All entries below are to be set down again, identical to the source.

--------------------------------------------------

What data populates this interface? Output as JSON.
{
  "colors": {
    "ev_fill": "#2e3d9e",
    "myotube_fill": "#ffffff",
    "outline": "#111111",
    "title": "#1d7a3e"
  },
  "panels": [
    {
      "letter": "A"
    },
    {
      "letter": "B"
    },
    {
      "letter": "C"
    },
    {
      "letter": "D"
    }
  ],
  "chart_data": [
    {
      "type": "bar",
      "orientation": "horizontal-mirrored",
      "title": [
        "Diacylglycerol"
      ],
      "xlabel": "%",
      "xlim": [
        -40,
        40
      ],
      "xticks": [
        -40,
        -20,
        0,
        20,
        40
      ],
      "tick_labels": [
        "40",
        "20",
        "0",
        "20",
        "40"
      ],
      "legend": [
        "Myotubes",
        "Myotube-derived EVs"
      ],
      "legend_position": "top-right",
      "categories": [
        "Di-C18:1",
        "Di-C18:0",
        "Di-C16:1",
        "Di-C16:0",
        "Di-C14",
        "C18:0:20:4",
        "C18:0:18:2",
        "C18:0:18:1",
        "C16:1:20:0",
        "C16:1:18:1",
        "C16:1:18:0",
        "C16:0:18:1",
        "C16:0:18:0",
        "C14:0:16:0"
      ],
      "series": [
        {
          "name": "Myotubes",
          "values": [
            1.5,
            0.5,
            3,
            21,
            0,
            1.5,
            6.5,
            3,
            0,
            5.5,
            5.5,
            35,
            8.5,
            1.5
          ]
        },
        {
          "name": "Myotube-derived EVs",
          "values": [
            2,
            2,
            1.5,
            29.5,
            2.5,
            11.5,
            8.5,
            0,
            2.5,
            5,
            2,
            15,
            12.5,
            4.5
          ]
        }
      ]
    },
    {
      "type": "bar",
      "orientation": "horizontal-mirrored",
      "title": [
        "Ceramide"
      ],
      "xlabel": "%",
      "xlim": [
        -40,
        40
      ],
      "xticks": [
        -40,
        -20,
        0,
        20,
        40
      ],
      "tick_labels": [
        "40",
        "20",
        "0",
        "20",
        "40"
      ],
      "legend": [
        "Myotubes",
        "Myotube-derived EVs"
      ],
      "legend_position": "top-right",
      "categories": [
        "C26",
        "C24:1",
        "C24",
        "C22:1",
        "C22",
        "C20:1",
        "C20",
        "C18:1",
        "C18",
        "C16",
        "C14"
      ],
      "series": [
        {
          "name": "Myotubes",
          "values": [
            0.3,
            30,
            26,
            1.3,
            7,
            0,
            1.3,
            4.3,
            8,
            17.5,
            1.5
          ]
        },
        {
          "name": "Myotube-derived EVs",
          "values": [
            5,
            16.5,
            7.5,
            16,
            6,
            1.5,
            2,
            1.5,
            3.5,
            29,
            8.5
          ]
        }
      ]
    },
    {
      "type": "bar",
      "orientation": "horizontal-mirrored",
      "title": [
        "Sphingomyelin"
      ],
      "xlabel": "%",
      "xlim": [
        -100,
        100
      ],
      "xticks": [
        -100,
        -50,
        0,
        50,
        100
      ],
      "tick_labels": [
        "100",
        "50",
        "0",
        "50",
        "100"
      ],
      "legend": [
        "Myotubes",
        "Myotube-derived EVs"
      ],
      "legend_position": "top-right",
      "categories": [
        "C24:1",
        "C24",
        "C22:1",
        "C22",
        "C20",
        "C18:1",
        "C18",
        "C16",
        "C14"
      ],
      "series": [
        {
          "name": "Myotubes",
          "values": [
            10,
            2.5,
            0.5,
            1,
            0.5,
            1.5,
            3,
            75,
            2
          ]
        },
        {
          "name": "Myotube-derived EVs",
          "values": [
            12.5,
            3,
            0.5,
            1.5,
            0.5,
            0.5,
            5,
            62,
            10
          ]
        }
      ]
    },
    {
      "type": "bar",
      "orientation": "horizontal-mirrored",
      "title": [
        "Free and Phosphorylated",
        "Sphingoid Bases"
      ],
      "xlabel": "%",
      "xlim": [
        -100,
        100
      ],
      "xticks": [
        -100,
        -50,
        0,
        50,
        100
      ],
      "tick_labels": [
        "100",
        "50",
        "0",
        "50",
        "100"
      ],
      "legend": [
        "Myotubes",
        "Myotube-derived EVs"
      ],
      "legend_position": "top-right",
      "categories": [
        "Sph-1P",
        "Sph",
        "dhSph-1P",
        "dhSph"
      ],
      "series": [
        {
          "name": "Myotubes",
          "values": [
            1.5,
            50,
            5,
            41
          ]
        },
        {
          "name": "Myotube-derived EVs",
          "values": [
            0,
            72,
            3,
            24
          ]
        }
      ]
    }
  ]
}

--------------------------------------------------

The answer =>
What data populates this interface? Output as JSON.
{
  "colors": {
    "ev_fill": "#2e3d9e",
    "myotube_fill": "#ffffff",
    "outline": "#111111",
    "title": "#1d7a3e"
  },
  "panels": [
    {
      "letter": "A"
    },
    {
      "letter": "B"
    },
    {
      "letter": "C"
    },
    {
      "letter": "D"
    }
  ],
  "chart_data": [
    {
      "type": "bar",
      "orientation": "horizontal-mirrored",
      "title": [
        "Diacylglycerol"
      ],
      "xlabel": "%",
      "xlim": [
        -40,
        40
      ],
      "xticks": [
        -40,
        -20,
        0,
        20,
        40
      ],
      "tick_labels": [
        "40",
        "20",
        "0",
        "20",
        "40"
      ],
      "legend": [
        "Myotubes",
        "Myotube-derived EVs"
      ],
      "legend_position": "top-right",
      "categories": [
        "Di-C18:1",
        "Di-C18:0",
        "Di-C16:1",
        "Di-C16:0",
        "Di-C14",
        "C18:0:20:4",
        "C18:0:18:2",
        "C18:0:18:1",
        "C16:1:20:0",
        "C16:1:18:1",
        "C16:1:18:0",
        "C16:0:18:1",
        "C16:0:18:0",
        "C14:0:16:0"
      ],
      "series": [
        {
          "name": "Myotubes",
          "values": [
            1.5,
            0.5,
            3,
            21,
            0,
            1.5,
            6.5,
            3,
            0,
            5.5,
            5.5,
            35,
            8.5,
            1.5
          ]
        },
        {
          "name": "Myotube-derived EVs",
          "values": [
            2,
            2,
            1.5,
            29.5,
            2.5,
            11.5,
            8.5,
            0,
            2.5,
            5,
            2,
            15,
            12.5,
            4.5
          ]
        }
      ]
    },
    {
      "type": "bar",
      "orientation": "horizontal-mirrored",
      "title": [
        "Ceramide"
      ],
      "xlabel": "%",
      "xlim": [
        -40,
        40
      ],
      "xticks": [
        -40,
        -20,
        0,
        20,
        40
      ],
      "tick_labels": [
        "40",
        "20",
        "0",
        "20",
        "40"
      ],
      "legend": [
        "Myotubes",
        "Myotube-derived EVs"
      ],
      "legend_position": "top-right",
      "categories": [
        "C26",
        "C24:1",
        "C24",
        "C22:1",
        "C22",
        "C20:1",
        "C20",
        "C18:1",
        "C18",
        "C16",
        "C14"
      ],
      "series": [
        {
          "name": "Myotubes",
          "values": [
            0.3,
            30,
            26,
            1.3,
            7,
            0,
            1.3,
            4.3,
            8,
            17.5,
            1.5
          ]
        },
        {
          "name": "Myotube-derived EVs",
          "values": [
            5,
            16.5,
            7.5,
            16,
            6,
            1.5,
            2,
            1.5,
            3.5,
            29,
            8.5
          ]
        }
      ]
    },
    {
      "type": "bar",
      "orientation": "horizontal-mirrored",
      "title": [
        "Sphingomyelin"
      ],
      "xlabel": "%",
      "xlim": [
        -100,
        100
      ],
      "xticks": [
        -100,
        -50,
        0,
        50,
        100
      ],
      "tick_labels": [
        "100",
        "50",
        "0",
        "50",
        "100"
      ],
      "legend": [
        "Myotubes",
        "Myotube-derived EVs"
      ],
      "legend_position": "top-right",
      "categories": [
        "C24:1",
        "C24",
        "C22:1",
        "C22",
        "C20",
        "C18:1",
        "C18",
        "C16",
        "C14"
      ],
      "series": [
        {
          "name": "Myotubes",
          "values": [
            10,
            2.5,
            0.5,
            1,
            0.5,
            1.5,
            3,
            75,
            2
          ]
        },
        {
          "name": "Myotube-derived EVs",
          "values": [
            12.5,
            3,
            0.5,
            1.5,
            0.5,
            0.5,
            5,
            62,
            10
          ]
        }
      ]
    },
    {
      "type": "bar",
      "orientation": "horizontal-mirrored",
      "title": [
        "Free and Phosphorylated",
        "Sphingoid Bases"
      ],
      "xlabel": "%",
      "xlim": [
        -100,
        100
      ],
      "xticks": [
        -100,
        -50,
        0,
        50,
        100
      ],
      "tick_labels": [
        "100",
        "50",
        "0",
        "50",
        "100"
      ],
      "legend": [
        "Myotubes",
        "Myotube-derived EVs"
      ],
      "legend_position": "top-right",
      "categories": [
        "Sph-1P",
        "Sph",
        "dhSph-1P",
        "dhSph"
      ],
      "series": [
        {
          "name": "Myotubes",
          "values": [
            1.5,
            50,
            5,
            41
          ]
        },
        {
          "name": "Myotube-derived EVs",
          "values": [
            0,
            72,
            3,
            24
          ]
        }
      ]
    }
  ]
}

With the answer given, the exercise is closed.